§ **WHAT YOU ARE ASKED TO DO**
Write the entries out again exactly as they stand, but without the pictures.

§ **RECORDS PROVIDED**
────────────────────
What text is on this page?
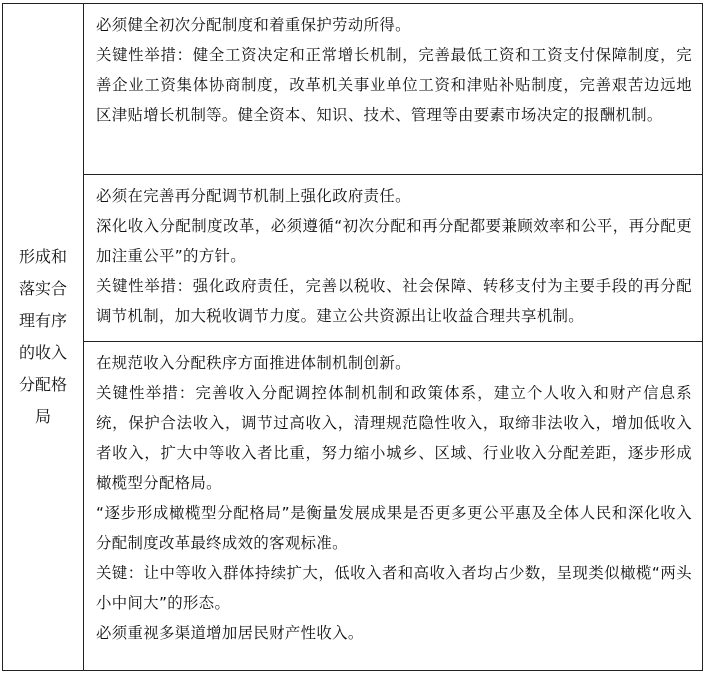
形成和落实合理有序的收入分配格局

必须健全初次分配制度和着重保护劳动所得。

关键性举措：健全工资决定和正常增长机制，完善最低工资和工资支付保障制度，完善企业工资集体协商制度，改革机关事业单位工资和津贴补贴制度，完善艰苦边远地区津贴增长机制等。健全资本、知识、技术、管理等由要素市场决定的报酬机制。

必须在完善再分配调节机制上强化政府责任。

深化收入分配制度改革，必须遵循“初次分配和再分配都要兼顾效率和公平，再分配更加注重公平”的方针。

关键性举措：强化政府责任，完善以税收、社会保障、转移支付为主要手段的再分配调节机制，加大税收调节力度。建立公共资源出让收益合理共享机制。

在规范收入分配秩序方面推进体制机制创新。

关键性举措：完善收入分配调控体制机制和政策体系，建立个人收入和财产信息系统，保护合法收入，调节过高收入，清理规范隐性收入，取缔非法收入，增加低收入者收入，扩大中等收入者比重，努力缩小城乡、区域、行业收入分配差距，逐步形成橄榄型分配格局。

“逐步形成橄榄型分配格局”是衡量发展成果是否更多更公平惠及全体人民和深化收入分配制度改革最终成效的客观标准。

关键：让中等收入群体持续扩大，低收入者和高收入者均占少数，呈现类似橄榄“两头小中间大”的形态。

必须重视多渠道增加居民财产性收入。
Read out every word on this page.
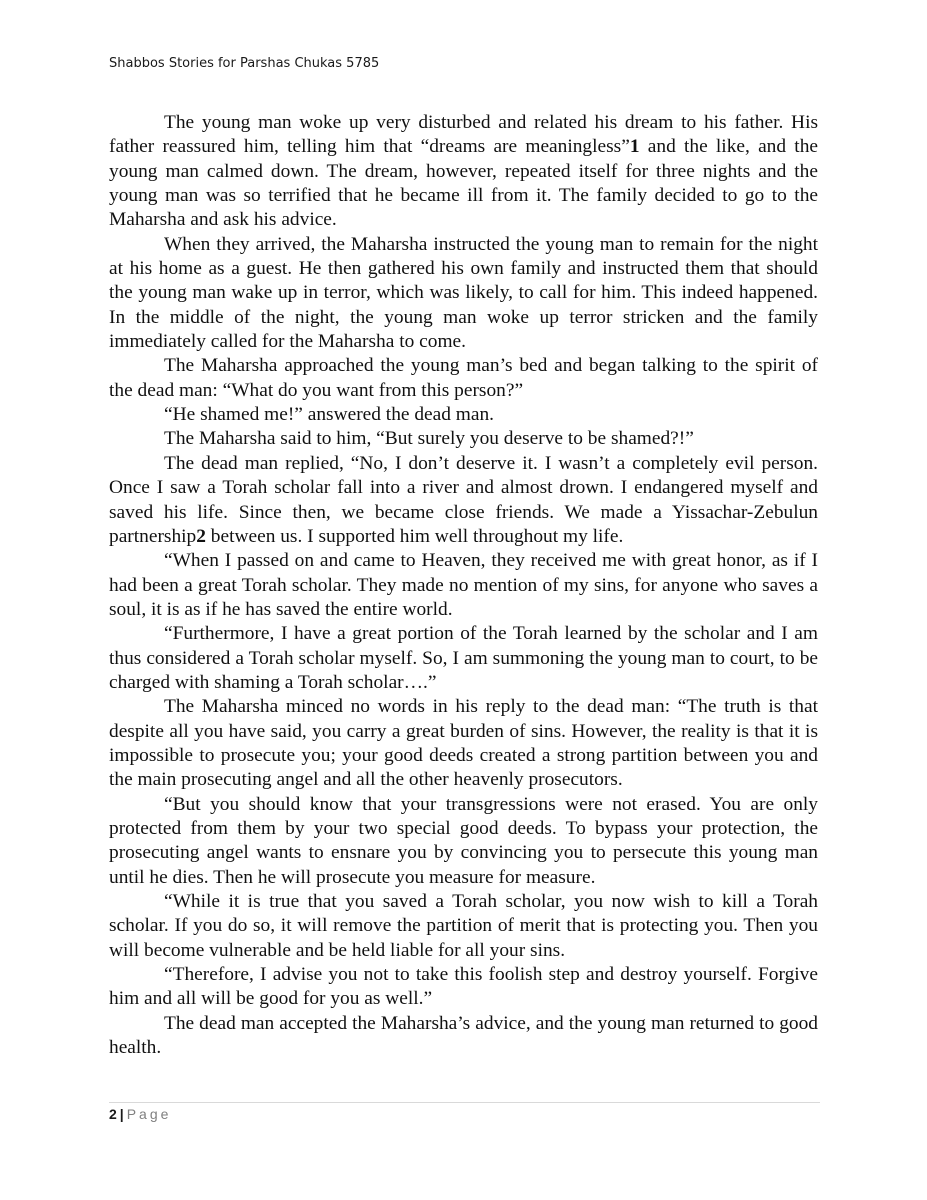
Shabbos Stories for Parshas Chukas 5785

The young man woke up very disturbed and related his dream to his father. His father reassured him, telling him that “dreams are meaningless”1 and the like, and the young man calmed down. The dream, however, repeated itself for three nights and the young man was so terrified that he became ill from it. The family decided to go to the Maharsha and ask his advice.

When they arrived, the Maharsha instructed the young man to remain for the night at his home as a guest. He then gathered his own family and instructed them that should the young man wake up in terror, which was likely, to call for him. This indeed happened. In the middle of the night, the young man woke up terror stricken and the family immediately called for the Maharsha to come.

The Maharsha approached the young man’s bed and began talking to the spirit of the dead man: “What do you want from this person?”

“He shamed me!” answered the dead man.

The Maharsha said to him, “But surely you deserve to be shamed?!”

The dead man replied, “No, I don’t deserve it. I wasn’t a completely evil person. Once I saw a Torah scholar fall into a river and almost drown. I endangered myself and saved his life. Since then, we became close friends. We made a Yissachar-Zebulun partnership2 between us. I supported him well throughout my life.

“When I passed on and came to Heaven, they received me with great honor, as if I had been a great Torah scholar. They made no mention of my sins, for anyone who saves a soul, it is as if he has saved the entire world.

“Furthermore, I have a great portion of the Torah learned by the scholar and I am thus considered a Torah scholar myself. So, I am summoning the young man to court, to be charged with shaming a Torah scholar….”

The Maharsha minced no words in his reply to the dead man: “The truth is that despite all you have said, you carry a great burden of sins. However, the reality is that it is impossible to prosecute you; your good deeds created a strong partition between you and the main prosecuting angel and all the other heavenly prosecutors.

“But you should know that your transgressions were not erased. You are only protected from them by your two special good deeds. To bypass your protection, the prosecuting angel wants to ensnare you by convincing you to persecute this young man until he dies. Then he will prosecute you measure for measure.

“While it is true that you saved a Torah scholar, you now wish to kill a Torah scholar. If you do so, it will remove the partition of merit that is protecting you. Then you will become vulnerable and be held liable for all your sins.

“Therefore, I advise you not to take this foolish step and destroy yourself. Forgive him and all will be good for you as well.”

The dead man accepted the Maharsha’s advice, and the young man returned to good health.

2 | Page
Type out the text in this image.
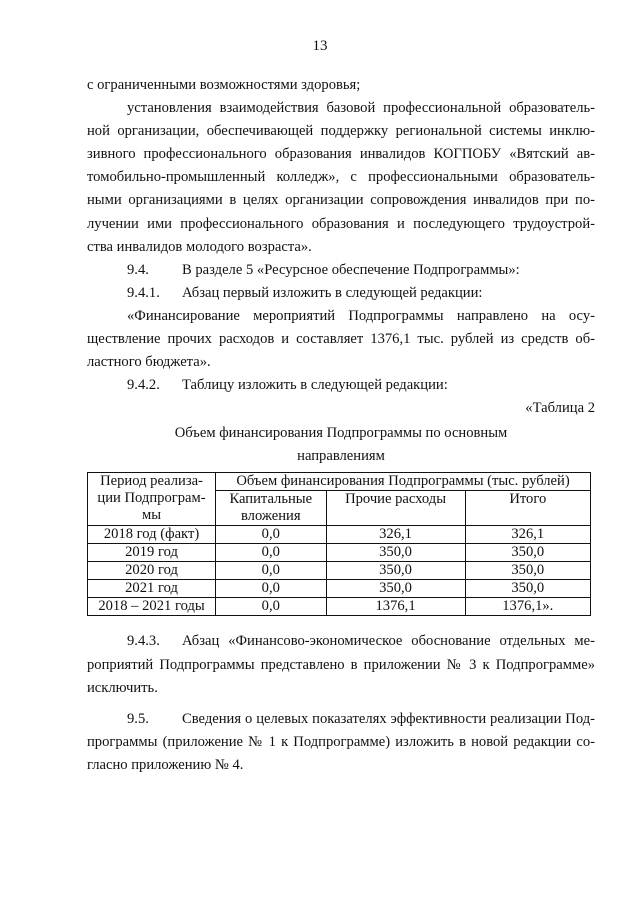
13
с ограниченными возможностями здоровья;
установления взаимодействия базовой профессиональной образователь-
ной организации, обеспечивающей поддержку региональной системы инклю-
зивного профессионального образования инвалидов КОГПОБУ «Вятский ав-
томобильно-промышленный колледж», с профессиональными образователь-
ными организациями в целях организации сопровождения инвалидов при по-
лучении ими профессионального образования и последующего трудоустрой-
ства инвалидов молодого возраста».
9.4. В разделе 5 «Ресурсное обеспечение Подпрограммы»:
9.4.1. Абзац первый изложить в следующей редакции:
«Финансирование мероприятий Подпрограммы направлено на осу-
ществление прочих расходов и составляет 1376,1 тыс. рублей из средств об-
ластного бюджета».
9.4.2. Таблицу изложить в следующей редакции:
«Таблица 2
Объем финансирования Подпрограммы по основным
направлениям
Период реализа-
ции Подпрограм-
мы	Объем финансирования Подпрограммы (тыс. рублей)		
	Капитальные вложения	Прочие расходы	Итого
2018 год (факт)	0,0	326,1	326,1
2019 год	0,0	350,0	350,0
2020 год	0,0	350,0	350,0
2021 год	0,0	350,0	350,0
2018 – 2021 годы	0,0	1376,1	1376,1».
9.4.3. Абзац «Финансово-экономическое обоснование отдельных ме-
роприятий Подпрограммы представлено в приложении № 3 к Подпрограмме»
исключить.
9.5. Сведения о целевых показателях эффективности реализации Под-
программы (приложение № 1 к Подпрограмме) изложить в новой редакции со-
гласно приложению № 4.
────────────────────
§ **WRITTEN ANSWER**
What text is on this page?
形成和落实合理有序的收入分配格局

必须健全初次分配制度和着重保护劳动所得。

关键性举措：健全工资决定和正常增长机制，完善最低工资和工资支付保障制度，完善企业工资集体协商制度，改革机关事业单位工资和津贴补贴制度，完善艰苦边远地区津贴增长机制等。健全资本、知识、技术、管理等由要素市场决定的报酬机制。

必须在完善再分配调节机制上强化政府责任。

深化收入分配制度改革，必须遵循“初次分配和再分配都要兼顾效率和公平，再分配更加注重公平”的方针。

关键性举措：强化政府责任，完善以税收、社会保障、转移支付为主要手段的再分配调节机制，加大税收调节力度。建立公共资源出让收益合理共享机制。

在规范收入分配秩序方面推进体制机制创新。

关键性举措：完善收入分配调控体制机制和政策体系，建立个人收入和财产信息系统，保护合法收入，调节过高收入，清理规范隐性收入，取缔非法收入，增加低收入者收入，扩大中等收入者比重，努力缩小城乡、区域、行业收入分配差距，逐步形成橄榄型分配格局。

“逐步形成橄榄型分配格局”是衡量发展成果是否更多更公平惠及全体人民和深化收入分配制度改革最终成效的客观标准。

关键：让中等收入群体持续扩大，低收入者和高收入者均占少数，呈现类似橄榄“两头小中间大”的形态。

必须重视多渠道增加居民财产性收入。
Read out every word on this page.
Shabbos Stories for Parshas Chukas 5785

The young man woke up very disturbed and related his dream to his father. His father reassured him, telling him that “dreams are meaningless”1 and the like, and the young man calmed down. The dream, however, repeated itself for three nights and the young man was so terrified that he became ill from it. The family decided to go to the Maharsha and ask his advice.

When they arrived, the Maharsha instructed the young man to remain for the night at his home as a guest. He then gathered his own family and instructed them that should the young man wake up in terror, which was likely, to call for him. This indeed happened. In the middle of the night, the young man woke up terror stricken and the family immediately called for the Maharsha to come.

The Maharsha approached the young man’s bed and began talking to the spirit of the dead man: “What do you want from this person?”

“He shamed me!” answered the dead man.

The Maharsha said to him, “But surely you deserve to be shamed?!”

The dead man replied, “No, I don’t deserve it. I wasn’t a completely evil person. Once I saw a Torah scholar fall into a river and almost drown. I endangered myself and saved his life. Since then, we became close friends. We made a Yissachar-Zebulun partnership2 between us. I supported him well throughout my life.

“When I passed on and came to Heaven, they received me with great honor, as if I had been a great Torah scholar. They made no mention of my sins, for anyone who saves a soul, it is as if he has saved the entire world.

“Furthermore, I have a great portion of the Torah learned by the scholar and I am thus considered a Torah scholar myself. So, I am summoning the young man to court, to be charged with shaming a Torah scholar….”

The Maharsha minced no words in his reply to the dead man: “The truth is that despite all you have said, you carry a great burden of sins. However, the reality is that it is impossible to prosecute you; your good deeds created a strong partition between you and the main prosecuting angel and all the other heavenly prosecutors.

“But you should know that your transgressions were not erased. You are only protected from them by your two special good deeds. To bypass your protection, the prosecuting angel wants to ensnare you by convincing you to persecute this young man until he dies. Then he will prosecute you measure for measure.

“While it is true that you saved a Torah scholar, you now wish to kill a Torah scholar. If you do so, it will remove the partition of merit that is protecting you. Then you will become vulnerable and be held liable for all your sins.

“Therefore, I advise you not to take this foolish step and destroy yourself. Forgive him and all will be good for you as well.”

The dead man accepted the Maharsha’s advice, and the young man returned to good health.

2 | Page
Type out the text in this image.
13
с ограниченными возможностями здоровья;
установления взаимодействия базовой профессиональной образователь-
ной организации, обеспечивающей поддержку региональной системы инклю-
зивного профессионального образования инвалидов КОГПОБУ «Вятский ав-
томобильно-промышленный колледж», с профессиональными образователь-
ными организациями в целях организации сопровождения инвалидов при по-
лучении ими профессионального образования и последующего трудоустрой-
ства инвалидов молодого возраста».
9.4. В разделе 5 «Ресурсное обеспечение Подпрограммы»:
9.4.1. Абзац первый изложить в следующей редакции:
«Финансирование мероприятий Подпрограммы направлено на осу-
ществление прочих расходов и составляет 1376,1 тыс. рублей из средств об-
ластного бюджета».
9.4.2. Таблицу изложить в следующей редакции:
«Таблица 2
Объем финансирования Подпрограммы по основным
направлениям
Период реализа-
ции Подпрограм-
мы	Объем финансирования Подпрограммы (тыс. рублей)		
	Капитальные вложения	Прочие расходы	Итого
2018 год (факт)	0,0	326,1	326,1
2019 год	0,0	350,0	350,0
2020 год	0,0	350,0	350,0
2021 год	0,0	350,0	350,0
2018 – 2021 годы	0,0	1376,1	1376,1».
9.4.3. Абзац «Финансово-экономическое обоснование отдельных ме-
роприятий Подпрограммы представлено в приложении № 3 к Подпрограмме»
исключить.
9.5. Сведения о целевых показателях эффективности реализации Под-
программы (приложение № 1 к Подпрограмме) изложить в новой редакции со-
гласно приложению № 4.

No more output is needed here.